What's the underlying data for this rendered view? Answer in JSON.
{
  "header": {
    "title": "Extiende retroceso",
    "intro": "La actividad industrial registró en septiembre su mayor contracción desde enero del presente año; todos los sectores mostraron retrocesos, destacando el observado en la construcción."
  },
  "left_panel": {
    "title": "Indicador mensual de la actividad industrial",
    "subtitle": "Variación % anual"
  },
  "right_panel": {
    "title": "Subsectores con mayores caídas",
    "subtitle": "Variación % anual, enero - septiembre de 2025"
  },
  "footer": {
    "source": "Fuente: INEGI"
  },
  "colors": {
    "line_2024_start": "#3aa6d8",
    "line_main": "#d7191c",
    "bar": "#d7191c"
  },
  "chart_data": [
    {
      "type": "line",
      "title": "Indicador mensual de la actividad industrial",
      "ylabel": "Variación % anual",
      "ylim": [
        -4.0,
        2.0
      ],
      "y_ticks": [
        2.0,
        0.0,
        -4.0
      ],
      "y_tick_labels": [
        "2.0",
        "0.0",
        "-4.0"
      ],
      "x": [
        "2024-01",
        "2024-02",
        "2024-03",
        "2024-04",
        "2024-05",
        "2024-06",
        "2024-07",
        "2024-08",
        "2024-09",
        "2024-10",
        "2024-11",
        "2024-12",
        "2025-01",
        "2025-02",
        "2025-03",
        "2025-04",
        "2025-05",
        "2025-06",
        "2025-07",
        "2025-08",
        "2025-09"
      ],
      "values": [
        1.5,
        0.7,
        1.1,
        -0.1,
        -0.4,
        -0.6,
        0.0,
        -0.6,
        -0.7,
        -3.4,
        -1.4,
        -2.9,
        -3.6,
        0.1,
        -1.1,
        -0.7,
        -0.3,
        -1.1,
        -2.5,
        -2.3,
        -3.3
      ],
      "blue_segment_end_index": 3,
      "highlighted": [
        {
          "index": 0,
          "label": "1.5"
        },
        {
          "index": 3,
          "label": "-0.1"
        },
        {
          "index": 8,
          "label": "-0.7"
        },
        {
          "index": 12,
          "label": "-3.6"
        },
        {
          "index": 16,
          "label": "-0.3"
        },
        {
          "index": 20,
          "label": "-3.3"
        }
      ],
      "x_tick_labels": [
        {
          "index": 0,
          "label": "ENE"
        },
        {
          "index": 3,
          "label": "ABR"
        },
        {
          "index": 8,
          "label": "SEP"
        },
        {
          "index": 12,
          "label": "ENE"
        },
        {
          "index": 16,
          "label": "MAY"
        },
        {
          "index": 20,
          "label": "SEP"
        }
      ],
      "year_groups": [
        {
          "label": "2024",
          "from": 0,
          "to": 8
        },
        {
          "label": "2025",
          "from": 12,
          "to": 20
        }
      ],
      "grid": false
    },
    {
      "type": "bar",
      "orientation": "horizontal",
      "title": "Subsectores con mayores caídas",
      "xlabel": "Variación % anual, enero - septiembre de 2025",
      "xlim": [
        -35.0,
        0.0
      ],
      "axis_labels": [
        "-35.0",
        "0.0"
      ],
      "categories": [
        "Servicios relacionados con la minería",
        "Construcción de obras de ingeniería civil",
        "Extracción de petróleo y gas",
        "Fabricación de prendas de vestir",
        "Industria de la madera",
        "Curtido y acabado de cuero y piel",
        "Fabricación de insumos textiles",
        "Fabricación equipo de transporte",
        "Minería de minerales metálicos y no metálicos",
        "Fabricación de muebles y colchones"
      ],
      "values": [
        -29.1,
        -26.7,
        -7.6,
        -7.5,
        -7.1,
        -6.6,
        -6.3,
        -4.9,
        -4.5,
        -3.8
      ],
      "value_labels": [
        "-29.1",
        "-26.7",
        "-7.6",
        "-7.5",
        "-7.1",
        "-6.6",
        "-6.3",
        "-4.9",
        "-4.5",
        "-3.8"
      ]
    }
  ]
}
********
THE EXERCISE: Look for lines containing the string "mensual" and copy them all.

SOLUTION TO THE PROBLEM:
    "title": "Indicador mensual de la actividad industrial",
      "title": "Indicador mensual de la actividad industrial",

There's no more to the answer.